**Фрагмент документа:**
↓↓↓
33425.fb2
Не стоит, однако, представлять их беспочвенными мечтателями — этакими Маниловыми и Обломовыми, неспособными к созиданию, «коптящими небо». Из рассказов Саши Черного вырастает трагедия простого человека на чужбине. У поэта, писателя, даже если его не печатают, есть возможность самовыражения — его вдохновение подвластно ему одному, ибо оно обращено к Богу и к миру. Человек общественного, гражданского склада сжигает себя на костре политических страстей. Но как быть, чем заполнить вакуум личности сильной, мыслящей, незаурядной, которая лишена всего — привычной среды, профессии, родных и близких людей, прикована к каторжной тачке тупого и рабского труда? Если раньше смыслом и содержанием жизни российского интеллигента было служение на благо народа и отечества, то что дала взамен эмиграция? Барак, осточертевший пейзаж алюминиевых копей где-то в глубине Франции да несколько бедолаг, друзей по несчастью (бывший агроном, бывший офицер и т. п.), превращенных в связку мускулов, в двуногих двигателей тачки. И так — что самое ужасное — день за днем, год за годом, без какого-либо просвета…
Остается загадкой, как они, изгнанники и изгои, прошедшие через земной ад, в большинстве своем не опустились тем не менее на четвереньки, сохранили в своем душевном складе то, что всегда отличало русскую интеллигенцию: чувство собственного достоинства, внутреннюю чистоплотность, терпимость и совестливость, жизнестойкость, добросердечие и готовность прийти на помощь ближнему… Эти качества не выставлены напоказ, а как бы растворены в поступках, лексиконе, бытовом антураже и обиходе. Что это: избирательность писательского подхода? Или в самом деле испытания, общее русское лихо помогло выявить в людях хорошее, главное, что таилось дотоле в душевном подвале, засыпанное трухой будней и забот?
Как тут не вспомнить разоблачительный пафос «Сатир», направленный на изъяны «всех нищих духом». От него не осталось и следа. Чувствуется, что Саше Черному любо и отрадно открывать все новые грани хорошего в людях (что, впрочем, не мешает ему подтрунивать над людскими слабостями и причудами). Автор сам растворяется в своем герое, даря ему не только свои симпатии, но и свое мироощущение — голос и взгляд поэта на мир.
Несколько слов о стилистике прозы Саши Черного. Письмо его в «Несерьезных рассказах» и в том, что появилось позже, близко к сказовой манере. Нередко это даже подчеркнуто подзаголовками, скажем, такого рода: «Рассказ эмигранта», «Рассказ офицера», «Рассказ кроткого человека»… Повествование явно ориентировано на устную речь, причем речь «среднеобразованных» слоев населения, выросшую из быта, из дорожной и застольной беседы. Немудрено, что оно пересыпано расхожими разговорными оборотами, как-то: «Извольте видеть», «Поверите ли», «Слов нет», «Все это особь статья»… Чувствуется фонетическое дыхание живой сказовой интонации, ритм которой перебивается задержками, передышками, что свойственно устной молви: «Надо паузу сделать», «Извольте, господа, чай допью. Очень уж смрадно на душе стало». Встречаются и перлы выморочно-галантного обращения, ассоциируемые обычно с языком зощенковских персонажей: «Мне только надо тембр голоса услышать, чтобы фибры ваши сообразить». Однако подобные речения скорее исключение.
↑↑↑
**Задание:** Определите, согласуются ли с фрагментом о прозе Саши Черного следующие утверждения: (a) письмо Саши Черного в «Несерьезных рассказах» близко к сказовой манере; (b) разоблачительный пафос «Сатир» сохранился в его прозе; (c) обороты выморочно-галантного обращения встречаются в его повествовании часто. Для каждого утверждения ответьте «да» или «нет» и приведите точную решающую цитату из фрагмента.

**Исходные данные:**
↓↓↓
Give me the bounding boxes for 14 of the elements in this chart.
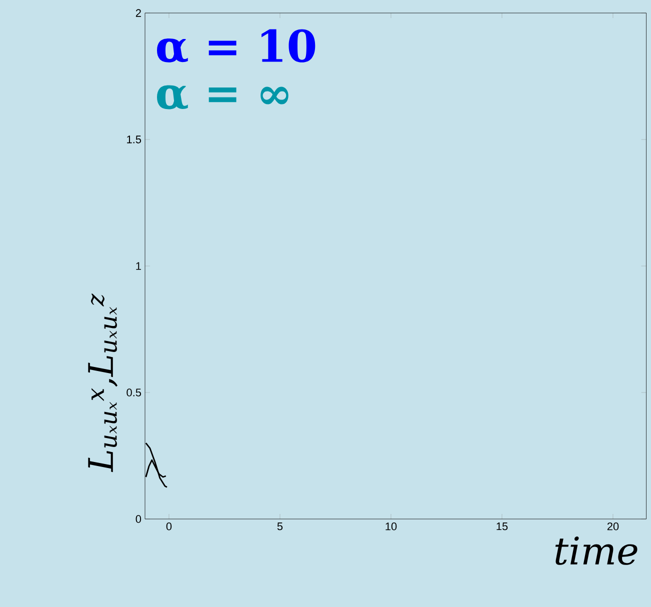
↑↑↑
**Ответ:**
(a) Да: «Письмо его в „Несерьезных рассказах“ и в том, что появилось позже, близко к сказовой манере».
(b) Нет: «От него не осталось и следа».
(c) Нет: «Однако подобные речения скорее исключение».